Directions: Report each line of the listing below that contains the string "item", copying every such line in full.
* BEGIN *
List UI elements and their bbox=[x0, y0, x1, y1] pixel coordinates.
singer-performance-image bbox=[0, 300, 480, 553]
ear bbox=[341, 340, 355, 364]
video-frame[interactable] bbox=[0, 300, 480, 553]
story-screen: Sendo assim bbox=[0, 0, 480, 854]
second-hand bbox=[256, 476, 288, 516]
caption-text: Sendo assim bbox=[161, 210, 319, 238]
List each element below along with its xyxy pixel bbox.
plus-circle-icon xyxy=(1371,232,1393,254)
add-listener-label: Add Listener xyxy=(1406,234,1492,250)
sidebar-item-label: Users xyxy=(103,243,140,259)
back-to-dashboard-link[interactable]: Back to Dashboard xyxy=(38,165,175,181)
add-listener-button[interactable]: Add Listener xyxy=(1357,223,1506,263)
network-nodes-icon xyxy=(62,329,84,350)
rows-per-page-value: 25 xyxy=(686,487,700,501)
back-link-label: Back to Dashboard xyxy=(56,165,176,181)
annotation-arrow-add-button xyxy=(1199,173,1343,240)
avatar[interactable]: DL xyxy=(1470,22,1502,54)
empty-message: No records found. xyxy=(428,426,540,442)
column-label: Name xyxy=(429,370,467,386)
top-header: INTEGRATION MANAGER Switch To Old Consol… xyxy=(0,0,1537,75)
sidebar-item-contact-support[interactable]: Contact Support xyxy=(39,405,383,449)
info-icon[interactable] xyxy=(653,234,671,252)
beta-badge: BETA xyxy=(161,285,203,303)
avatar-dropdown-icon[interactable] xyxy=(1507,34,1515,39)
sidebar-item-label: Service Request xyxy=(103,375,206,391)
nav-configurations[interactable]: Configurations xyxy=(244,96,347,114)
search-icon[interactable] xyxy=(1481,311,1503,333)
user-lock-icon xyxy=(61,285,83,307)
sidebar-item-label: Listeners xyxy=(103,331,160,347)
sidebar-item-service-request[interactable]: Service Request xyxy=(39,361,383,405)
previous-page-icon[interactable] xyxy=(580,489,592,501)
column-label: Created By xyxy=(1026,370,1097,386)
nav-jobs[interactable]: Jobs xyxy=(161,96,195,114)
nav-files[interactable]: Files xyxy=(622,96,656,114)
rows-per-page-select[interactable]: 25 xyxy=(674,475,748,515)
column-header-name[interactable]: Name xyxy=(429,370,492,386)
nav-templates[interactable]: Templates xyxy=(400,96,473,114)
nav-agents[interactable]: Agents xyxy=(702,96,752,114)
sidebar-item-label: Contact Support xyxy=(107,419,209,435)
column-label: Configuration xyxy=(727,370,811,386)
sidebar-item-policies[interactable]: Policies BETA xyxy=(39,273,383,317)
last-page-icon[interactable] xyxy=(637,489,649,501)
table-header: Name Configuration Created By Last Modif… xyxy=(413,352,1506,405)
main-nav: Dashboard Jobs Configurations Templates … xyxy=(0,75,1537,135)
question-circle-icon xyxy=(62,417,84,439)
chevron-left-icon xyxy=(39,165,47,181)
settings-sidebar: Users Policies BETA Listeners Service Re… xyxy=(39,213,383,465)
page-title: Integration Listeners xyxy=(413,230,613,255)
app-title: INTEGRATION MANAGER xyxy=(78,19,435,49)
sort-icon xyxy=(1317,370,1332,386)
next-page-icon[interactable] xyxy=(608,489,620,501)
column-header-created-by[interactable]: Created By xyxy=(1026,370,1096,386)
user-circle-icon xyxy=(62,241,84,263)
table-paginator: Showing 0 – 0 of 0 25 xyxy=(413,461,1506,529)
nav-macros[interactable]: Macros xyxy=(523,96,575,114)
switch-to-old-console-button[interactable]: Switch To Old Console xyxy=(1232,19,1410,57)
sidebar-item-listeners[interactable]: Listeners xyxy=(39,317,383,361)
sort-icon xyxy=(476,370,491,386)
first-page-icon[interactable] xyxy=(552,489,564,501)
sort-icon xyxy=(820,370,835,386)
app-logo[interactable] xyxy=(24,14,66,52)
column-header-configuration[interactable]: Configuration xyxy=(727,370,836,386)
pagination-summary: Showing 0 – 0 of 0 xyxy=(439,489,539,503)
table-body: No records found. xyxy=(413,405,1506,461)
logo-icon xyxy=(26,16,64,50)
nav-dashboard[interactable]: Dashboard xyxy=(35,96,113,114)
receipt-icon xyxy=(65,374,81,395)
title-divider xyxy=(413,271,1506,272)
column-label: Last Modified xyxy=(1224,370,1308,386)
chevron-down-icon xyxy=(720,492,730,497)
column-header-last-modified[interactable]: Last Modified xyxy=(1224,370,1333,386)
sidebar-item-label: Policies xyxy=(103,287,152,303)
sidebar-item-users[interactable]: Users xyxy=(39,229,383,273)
* END *
Result for this exercise:
sidebar-item-label: Users xyxy=(103,243,140,259)
sidebar-item-contact-support[interactable]: Contact Support xyxy=(39,405,383,449)
sidebar-item-label: Service Request xyxy=(103,375,206,391)
sidebar-item-label: Listeners xyxy=(103,331,160,347)
sidebar-item-service-request[interactable]: Service Request xyxy=(39,361,383,405)
sidebar-item-label: Contact Support xyxy=(107,419,209,435)
sidebar-item-policies[interactable]: Policies BETA xyxy=(39,273,383,317)
sidebar-item-listeners[interactable]: Listeners xyxy=(39,317,383,361)
sidebar-item-label: Policies xyxy=(103,287,152,303)
sidebar-item-users[interactable]: Users xyxy=(39,229,383,273)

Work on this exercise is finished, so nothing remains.